§ DIRECTION
Please copy down, unchanged, the lines of the entries below, starting with the first line and going on through the line that contains "staticText: Hillary <box>80 57 136 80</box>", with that line included.

Data records:

== == ==

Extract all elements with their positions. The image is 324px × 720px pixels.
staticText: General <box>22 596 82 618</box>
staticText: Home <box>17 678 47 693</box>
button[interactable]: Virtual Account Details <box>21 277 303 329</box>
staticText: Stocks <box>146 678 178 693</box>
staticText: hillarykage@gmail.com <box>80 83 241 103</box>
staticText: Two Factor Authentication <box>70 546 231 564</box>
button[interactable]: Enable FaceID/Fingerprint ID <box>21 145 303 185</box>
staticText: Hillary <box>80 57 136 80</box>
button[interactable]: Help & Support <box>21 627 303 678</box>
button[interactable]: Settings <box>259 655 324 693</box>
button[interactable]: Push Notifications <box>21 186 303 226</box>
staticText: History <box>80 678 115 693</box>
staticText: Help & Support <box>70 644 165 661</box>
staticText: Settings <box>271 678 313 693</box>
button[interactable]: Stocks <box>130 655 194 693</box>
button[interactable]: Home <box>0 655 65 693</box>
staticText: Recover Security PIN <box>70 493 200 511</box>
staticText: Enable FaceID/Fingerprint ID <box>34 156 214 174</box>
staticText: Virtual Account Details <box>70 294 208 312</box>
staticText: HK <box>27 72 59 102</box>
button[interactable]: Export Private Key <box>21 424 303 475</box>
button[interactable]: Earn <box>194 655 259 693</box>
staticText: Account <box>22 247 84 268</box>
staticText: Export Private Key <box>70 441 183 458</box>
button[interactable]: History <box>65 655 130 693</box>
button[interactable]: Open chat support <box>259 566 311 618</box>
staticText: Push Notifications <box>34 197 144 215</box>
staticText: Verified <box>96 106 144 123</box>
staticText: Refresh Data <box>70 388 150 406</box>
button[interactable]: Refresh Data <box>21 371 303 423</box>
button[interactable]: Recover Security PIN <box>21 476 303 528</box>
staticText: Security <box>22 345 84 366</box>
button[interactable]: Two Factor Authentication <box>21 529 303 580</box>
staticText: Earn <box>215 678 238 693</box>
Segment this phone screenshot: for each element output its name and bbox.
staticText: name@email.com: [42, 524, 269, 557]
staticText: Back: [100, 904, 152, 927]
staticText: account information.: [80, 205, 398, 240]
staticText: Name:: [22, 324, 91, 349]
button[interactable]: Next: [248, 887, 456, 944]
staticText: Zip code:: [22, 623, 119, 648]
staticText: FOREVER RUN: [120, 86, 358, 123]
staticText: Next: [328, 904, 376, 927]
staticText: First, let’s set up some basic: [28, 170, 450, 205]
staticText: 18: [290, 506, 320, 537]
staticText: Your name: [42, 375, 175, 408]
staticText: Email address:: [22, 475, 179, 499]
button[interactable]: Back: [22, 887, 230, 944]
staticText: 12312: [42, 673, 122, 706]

== == ==

§ ANSWER TO THE EXERCISE
Extract all elements with their positions. The image is 324px × 720px pixels.
staticText: General <box>22 596 82 618</box>
staticText: Home <box>17 678 47 693</box>
button[interactable]: Virtual Account Details <box>21 277 303 329</box>
staticText: Stocks <box>146 678 178 693</box>
staticText: hillarykage@gmail.com <box>80 83 241 103</box>
staticText: Two Factor Authentication <box>70 546 231 564</box>
button[interactable]: Enable FaceID/Fingerprint ID <box>21 145 303 185</box>
staticText: Hillary <box>80 57 136 80</box>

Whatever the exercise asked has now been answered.